## Task requirements:
Can all of these lines be returned exactly?

## Task material:
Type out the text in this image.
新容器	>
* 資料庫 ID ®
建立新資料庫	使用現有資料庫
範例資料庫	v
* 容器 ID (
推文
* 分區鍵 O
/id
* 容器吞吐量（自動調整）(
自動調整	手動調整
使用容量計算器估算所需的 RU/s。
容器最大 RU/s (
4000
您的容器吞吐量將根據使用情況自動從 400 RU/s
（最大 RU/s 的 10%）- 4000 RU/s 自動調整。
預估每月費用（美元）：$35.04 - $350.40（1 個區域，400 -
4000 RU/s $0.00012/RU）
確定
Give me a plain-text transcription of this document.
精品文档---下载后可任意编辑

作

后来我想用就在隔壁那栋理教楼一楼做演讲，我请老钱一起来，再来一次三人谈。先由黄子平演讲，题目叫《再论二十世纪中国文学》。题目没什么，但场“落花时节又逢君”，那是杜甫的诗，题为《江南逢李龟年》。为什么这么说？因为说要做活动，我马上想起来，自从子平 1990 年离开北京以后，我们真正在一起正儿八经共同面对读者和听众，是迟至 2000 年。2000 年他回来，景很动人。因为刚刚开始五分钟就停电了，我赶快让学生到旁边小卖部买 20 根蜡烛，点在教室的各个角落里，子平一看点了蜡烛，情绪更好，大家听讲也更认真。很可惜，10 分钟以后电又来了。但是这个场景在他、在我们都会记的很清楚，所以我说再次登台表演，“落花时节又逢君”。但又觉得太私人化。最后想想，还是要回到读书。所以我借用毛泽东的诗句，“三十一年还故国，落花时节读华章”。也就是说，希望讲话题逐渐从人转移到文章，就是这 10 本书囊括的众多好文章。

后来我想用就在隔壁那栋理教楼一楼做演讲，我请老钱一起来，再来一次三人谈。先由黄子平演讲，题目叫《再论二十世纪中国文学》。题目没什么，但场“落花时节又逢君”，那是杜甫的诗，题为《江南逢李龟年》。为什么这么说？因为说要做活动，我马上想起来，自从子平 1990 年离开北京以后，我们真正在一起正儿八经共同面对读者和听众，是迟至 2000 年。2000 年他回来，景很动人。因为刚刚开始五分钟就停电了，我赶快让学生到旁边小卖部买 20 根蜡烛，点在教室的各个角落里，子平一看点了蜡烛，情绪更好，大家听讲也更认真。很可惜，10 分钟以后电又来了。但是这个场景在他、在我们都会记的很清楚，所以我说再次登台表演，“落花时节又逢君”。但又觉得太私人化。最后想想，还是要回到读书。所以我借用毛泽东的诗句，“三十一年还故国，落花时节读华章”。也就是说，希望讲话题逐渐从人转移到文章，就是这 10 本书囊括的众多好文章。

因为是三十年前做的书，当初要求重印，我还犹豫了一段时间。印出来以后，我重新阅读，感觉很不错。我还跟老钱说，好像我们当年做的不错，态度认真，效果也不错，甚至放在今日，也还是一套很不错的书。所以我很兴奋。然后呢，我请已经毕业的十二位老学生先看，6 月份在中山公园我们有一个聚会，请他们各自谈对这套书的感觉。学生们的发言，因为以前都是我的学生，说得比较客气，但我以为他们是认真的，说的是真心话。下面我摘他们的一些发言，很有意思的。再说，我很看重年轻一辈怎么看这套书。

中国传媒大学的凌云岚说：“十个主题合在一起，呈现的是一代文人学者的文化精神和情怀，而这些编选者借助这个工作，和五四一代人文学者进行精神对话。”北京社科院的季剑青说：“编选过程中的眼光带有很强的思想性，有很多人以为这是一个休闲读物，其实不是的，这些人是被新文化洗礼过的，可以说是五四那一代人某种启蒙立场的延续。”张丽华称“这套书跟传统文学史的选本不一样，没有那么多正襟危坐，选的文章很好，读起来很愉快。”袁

## Reply to the task:
Type out the text in this image.
新容器	>
* 資料庫 ID ®
建立新資料庫	使用現有資料庫
範例資料庫	v
* 容器 ID (
推文
* 分區鍵 O
/id
* 容器吞吐量（自動調整）(
自動調整	手動調整
使用容量計算器估算所需的 RU/s。
容器最大 RU/s (
4000
您的容器吞吐量將根據使用情況自動從 400 RU/s
（最大 RU/s 的 10%）- 4000 RU/s 自動調整。
預估每月費用（美元）：$35.04 - $350.40（1 個區域，400 -
4000 RU/s $0.00012/RU）
確定
Give me a plain-text transcription of this document.
精品文档---下载后可任意编辑

作

后来我想用就在隔壁那栋理教楼一楼做演讲，我请老钱一起来，再来一次三人谈。先由黄子平演讲，题目叫《再论二十世纪中国文学》。题目没什么，但场“落花时节又逢君”，那是杜甫的诗，题为《江南逢李龟年》。为什么这么说？因为说要做活动，我马上想起来，自从子平 1990 年离开北京以后，我们真正在一起正儿八经共同面对读者和听众，是迟至 2000 年。2000 年他回来，景很动人。因为刚刚开始五分钟就停电了，我赶快让学生到旁边小卖部买 20 根蜡烛，点在教室的各个角落里，子平一看点了蜡烛，情绪更好，大家听讲也更认真。很可惜，10 分钟以后电又来了。但是这个场景在他、在我们都会记的很清楚，所以我说再次登台表演，“落花时节又逢君”。但又觉得太私人化。最后想想，还是要回到读书。所以我借用毛泽东的诗句，“三十一年还故国，落花时节读华章”。也就是说，希望讲话题逐渐从人转移到文章，就是这 10 本书囊括的众多好文章。

后来我想用就在隔壁那栋理教楼一楼做演讲，我请老钱一起来，再来一次三人谈。先由黄子平演讲，题目叫《再论二十世纪中国文学》。题目没什么，但场“落花时节又逢君”，那是杜甫的诗，题为《江南逢李龟年》。为什么这么说？因为说要做活动，我马上想起来，自从子平 1990 年离开北京以后，我们真正在一起正儿八经共同面对读者和听众，是迟至 2000 年。2000 年他回来，景很动人。因为刚刚开始五分钟就停电了，我赶快让学生到旁边小卖部买 20 根蜡烛，点在教室的各个角落里，子平一看点了蜡烛，情绪更好，大家听讲也更认真。很可惜，10 分钟以后电又来了。但是这个场景在他、在我们都会记的很清楚，所以我说再次登台表演，“落花时节又逢君”。但又觉得太私人化。最后想想，还是要回到读书。所以我借用毛泽东的诗句，“三十一年还故国，落花时节读华章”。也就是说，希望讲话题逐渐从人转移到文章，就是这 10 本书囊括的众多好文章。

因为是三十年前做的书，当初要求重印，我还犹豫了一段时间。印出来以后，我重新阅读，感觉很不错。我还跟老钱说，好像我们当年做的不错，态度认真，效果也不错，甚至放在今日，也还是一套很不错的书。所以我很兴奋。然后呢，我请已经毕业的十二位老学生先看，6 月份在中山公园我们有一个聚会，请他们各自谈对这套书的感觉。学生们的发言，因为以前都是我的学生，说得比较客气，但我以为他们是认真的，说的是真心话。下面我摘他们的一些发言，很有意思的。再说，我很看重年轻一辈怎么看这套书。

中国传媒大学的凌云岚说：“十个主题合在一起，呈现的是一代文人学者的文化精神和情怀，而这些编选者借助这个工作，和五四一代人文学者进行精神对话。”北京社科院的季剑青说：“编选过程中的眼光带有很强的思想性，有很多人以为这是一个休闲读物，其实不是的，这些人是被新文化洗礼过的，可以说是五四那一代人某种启蒙立场的延续。”张丽华称“这套书跟传统文学史的选本不一样，没有那么多正襟危坐，选的文章很好，读起来很愉快。”袁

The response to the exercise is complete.